(Stored entries)
□ □ □
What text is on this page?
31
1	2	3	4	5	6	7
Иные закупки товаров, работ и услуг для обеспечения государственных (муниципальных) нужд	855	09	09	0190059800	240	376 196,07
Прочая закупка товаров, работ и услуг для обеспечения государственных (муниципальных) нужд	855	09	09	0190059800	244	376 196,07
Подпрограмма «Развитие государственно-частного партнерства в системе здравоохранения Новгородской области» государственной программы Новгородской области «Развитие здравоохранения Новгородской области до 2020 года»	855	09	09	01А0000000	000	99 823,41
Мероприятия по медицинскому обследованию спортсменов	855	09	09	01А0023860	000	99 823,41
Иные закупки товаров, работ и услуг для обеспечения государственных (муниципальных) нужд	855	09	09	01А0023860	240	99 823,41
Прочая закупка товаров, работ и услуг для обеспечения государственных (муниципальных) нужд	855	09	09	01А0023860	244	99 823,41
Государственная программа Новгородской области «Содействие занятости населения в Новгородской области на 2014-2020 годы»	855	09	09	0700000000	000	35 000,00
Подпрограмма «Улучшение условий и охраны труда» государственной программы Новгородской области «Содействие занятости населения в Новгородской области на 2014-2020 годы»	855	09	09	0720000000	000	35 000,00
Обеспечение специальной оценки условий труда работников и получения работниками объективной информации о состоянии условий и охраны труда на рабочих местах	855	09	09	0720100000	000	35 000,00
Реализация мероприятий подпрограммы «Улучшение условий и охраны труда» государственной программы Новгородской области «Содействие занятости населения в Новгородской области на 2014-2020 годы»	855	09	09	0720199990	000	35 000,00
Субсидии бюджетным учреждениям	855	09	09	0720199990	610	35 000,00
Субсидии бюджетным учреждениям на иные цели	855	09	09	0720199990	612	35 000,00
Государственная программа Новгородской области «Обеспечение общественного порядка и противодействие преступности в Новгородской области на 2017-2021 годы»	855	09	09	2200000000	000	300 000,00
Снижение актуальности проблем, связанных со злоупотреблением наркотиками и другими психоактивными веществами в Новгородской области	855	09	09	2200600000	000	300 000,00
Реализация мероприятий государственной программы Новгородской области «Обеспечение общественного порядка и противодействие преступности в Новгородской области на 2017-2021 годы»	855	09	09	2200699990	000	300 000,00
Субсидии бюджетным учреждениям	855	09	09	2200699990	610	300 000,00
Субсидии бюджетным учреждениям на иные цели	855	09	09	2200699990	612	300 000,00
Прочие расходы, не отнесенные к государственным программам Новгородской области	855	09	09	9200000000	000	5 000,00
□ □ □
* **SET EXERCISE**
Repeat the lines above exactly.

* **RESULT BELOW**
What text is on this page?
31
1	2	3	4	5	6	7
Иные закупки товаров, работ и услуг для обеспечения государственных (муниципальных) нужд	855	09	09	0190059800	240	376 196,07
Прочая закупка товаров, работ и услуг для обеспечения государственных (муниципальных) нужд	855	09	09	0190059800	244	376 196,07
Подпрограмма «Развитие государственно-частного партнерства в системе здравоохранения Новгородской области» государственной программы Новгородской области «Развитие здравоохранения Новгородской области до 2020 года»	855	09	09	01А0000000	000	99 823,41
Мероприятия по медицинскому обследованию спортсменов	855	09	09	01А0023860	000	99 823,41
Иные закупки товаров, работ и услуг для обеспечения государственных (муниципальных) нужд	855	09	09	01А0023860	240	99 823,41
Прочая закупка товаров, работ и услуг для обеспечения государственных (муниципальных) нужд	855	09	09	01А0023860	244	99 823,41
Государственная программа Новгородской области «Содействие занятости населения в Новгородской области на 2014-2020 годы»	855	09	09	0700000000	000	35 000,00
Подпрограмма «Улучшение условий и охраны труда» государственной программы Новгородской области «Содействие занятости населения в Новгородской области на 2014-2020 годы»	855	09	09	0720000000	000	35 000,00
Обеспечение специальной оценки условий труда работников и получения работниками объективной информации о состоянии условий и охраны труда на рабочих местах	855	09	09	0720100000	000	35 000,00
Реализация мероприятий подпрограммы «Улучшение условий и охраны труда» государственной программы Новгородской области «Содействие занятости населения в Новгородской области на 2014-2020 годы»	855	09	09	0720199990	000	35 000,00
Субсидии бюджетным учреждениям	855	09	09	0720199990	610	35 000,00
Субсидии бюджетным учреждениям на иные цели	855	09	09	0720199990	612	35 000,00
Государственная программа Новгородской области «Обеспечение общественного порядка и противодействие преступности в Новгородской области на 2017-2021 годы»	855	09	09	2200000000	000	300 000,00
Снижение актуальности проблем, связанных со злоупотреблением наркотиками и другими психоактивными веществами в Новгородской области	855	09	09	2200600000	000	300 000,00
Реализация мероприятий государственной программы Новгородской области «Обеспечение общественного порядка и противодействие преступности в Новгородской области на 2017-2021 годы»	855	09	09	2200699990	000	300 000,00
Субсидии бюджетным учреждениям	855	09	09	2200699990	610	300 000,00
Субсидии бюджетным учреждениям на иные цели	855	09	09	2200699990	612	300 000,00
Прочие расходы, не отнесенные к государственным программам Новгородской области	855	09	09	9200000000	000	5 000,00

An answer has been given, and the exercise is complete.